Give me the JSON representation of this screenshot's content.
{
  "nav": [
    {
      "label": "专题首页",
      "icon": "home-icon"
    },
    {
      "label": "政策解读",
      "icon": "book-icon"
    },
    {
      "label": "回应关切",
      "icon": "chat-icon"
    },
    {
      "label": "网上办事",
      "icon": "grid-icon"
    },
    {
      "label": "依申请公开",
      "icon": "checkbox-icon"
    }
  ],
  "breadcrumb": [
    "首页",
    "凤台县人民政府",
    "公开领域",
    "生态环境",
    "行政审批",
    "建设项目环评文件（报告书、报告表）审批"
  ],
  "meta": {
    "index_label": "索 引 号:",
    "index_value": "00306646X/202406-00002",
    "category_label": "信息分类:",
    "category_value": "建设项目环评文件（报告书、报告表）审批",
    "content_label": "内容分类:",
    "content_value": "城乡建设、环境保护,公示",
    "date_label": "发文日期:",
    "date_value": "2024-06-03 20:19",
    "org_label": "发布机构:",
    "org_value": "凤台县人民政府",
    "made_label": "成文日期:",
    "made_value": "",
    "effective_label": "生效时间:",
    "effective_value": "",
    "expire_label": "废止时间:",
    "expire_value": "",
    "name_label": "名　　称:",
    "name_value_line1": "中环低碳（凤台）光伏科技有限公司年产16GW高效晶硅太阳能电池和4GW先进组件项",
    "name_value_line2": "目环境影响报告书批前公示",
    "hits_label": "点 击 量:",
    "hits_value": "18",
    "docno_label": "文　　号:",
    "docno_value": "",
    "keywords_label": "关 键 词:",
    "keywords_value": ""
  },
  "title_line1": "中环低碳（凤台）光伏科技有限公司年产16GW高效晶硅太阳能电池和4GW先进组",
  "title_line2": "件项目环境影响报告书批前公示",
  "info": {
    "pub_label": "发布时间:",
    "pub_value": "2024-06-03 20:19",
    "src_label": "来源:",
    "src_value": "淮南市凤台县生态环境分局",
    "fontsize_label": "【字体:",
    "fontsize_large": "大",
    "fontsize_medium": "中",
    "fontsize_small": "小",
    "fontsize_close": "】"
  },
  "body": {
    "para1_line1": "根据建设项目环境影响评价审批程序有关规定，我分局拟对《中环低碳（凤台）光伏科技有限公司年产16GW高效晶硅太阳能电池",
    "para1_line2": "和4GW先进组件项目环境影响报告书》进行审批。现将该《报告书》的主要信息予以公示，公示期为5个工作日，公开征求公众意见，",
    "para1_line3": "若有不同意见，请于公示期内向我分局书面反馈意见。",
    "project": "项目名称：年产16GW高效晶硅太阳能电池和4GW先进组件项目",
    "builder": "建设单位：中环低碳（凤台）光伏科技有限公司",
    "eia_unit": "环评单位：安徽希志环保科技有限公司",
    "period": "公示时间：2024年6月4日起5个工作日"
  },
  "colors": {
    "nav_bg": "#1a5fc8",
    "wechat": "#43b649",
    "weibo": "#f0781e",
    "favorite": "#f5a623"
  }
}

---+---

- [Task requirements]:
Repeat the entries exactly, all of them.

- [Exercise answer]:
Give me the JSON representation of this screenshot's content.
{
  "nav": [
    {
      "label": "专题首页",
      "icon": "home-icon"
    },
    {
      "label": "政策解读",
      "icon": "book-icon"
    },
    {
      "label": "回应关切",
      "icon": "chat-icon"
    },
    {
      "label": "网上办事",
      "icon": "grid-icon"
    },
    {
      "label": "依申请公开",
      "icon": "checkbox-icon"
    }
  ],
  "breadcrumb": [
    "首页",
    "凤台县人民政府",
    "公开领域",
    "生态环境",
    "行政审批",
    "建设项目环评文件（报告书、报告表）审批"
  ],
  "meta": {
    "index_label": "索 引 号:",
    "index_value": "00306646X/202406-00002",
    "category_label": "信息分类:",
    "category_value": "建设项目环评文件（报告书、报告表）审批",
    "content_label": "内容分类:",
    "content_value": "城乡建设、环境保护,公示",
    "date_label": "发文日期:",
    "date_value": "2024-06-03 20:19",
    "org_label": "发布机构:",
    "org_value": "凤台县人民政府",
    "made_label": "成文日期:",
    "made_value": "",
    "effective_label": "生效时间:",
    "effective_value": "",
    "expire_label": "废止时间:",
    "expire_value": "",
    "name_label": "名　　称:",
    "name_value_line1": "中环低碳（凤台）光伏科技有限公司年产16GW高效晶硅太阳能电池和4GW先进组件项",
    "name_value_line2": "目环境影响报告书批前公示",
    "hits_label": "点 击 量:",
    "hits_value": "18",
    "docno_label": "文　　号:",
    "docno_value": "",
    "keywords_label": "关 键 词:",
    "keywords_value": ""
  },
  "title_line1": "中环低碳（凤台）光伏科技有限公司年产16GW高效晶硅太阳能电池和4GW先进组",
  "title_line2": "件项目环境影响报告书批前公示",
  "info": {
    "pub_label": "发布时间:",
    "pub_value": "2024-06-03 20:19",
    "src_label": "来源:",
    "src_value": "淮南市凤台县生态环境分局",
    "fontsize_label": "【字体:",
    "fontsize_large": "大",
    "fontsize_medium": "中",
    "fontsize_small": "小",
    "fontsize_close": "】"
  },
  "body": {
    "para1_line1": "根据建设项目环境影响评价审批程序有关规定，我分局拟对《中环低碳（凤台）光伏科技有限公司年产16GW高效晶硅太阳能电池",
    "para1_line2": "和4GW先进组件项目环境影响报告书》进行审批。现将该《报告书》的主要信息予以公示，公示期为5个工作日，公开征求公众意见，",
    "para1_line3": "若有不同意见，请于公示期内向我分局书面反馈意见。",
    "project": "项目名称：年产16GW高效晶硅太阳能电池和4GW先进组件项目",
    "builder": "建设单位：中环低碳（凤台）光伏科技有限公司",
    "eia_unit": "环评单位：安徽希志环保科技有限公司",
    "period": "公示时间：2024年6月4日起5个工作日"
  },
  "colors": {
    "nav_bg": "#1a5fc8",
    "wechat": "#43b649",
    "weibo": "#f0781e",
    "favorite": "#f5a623"
  }
}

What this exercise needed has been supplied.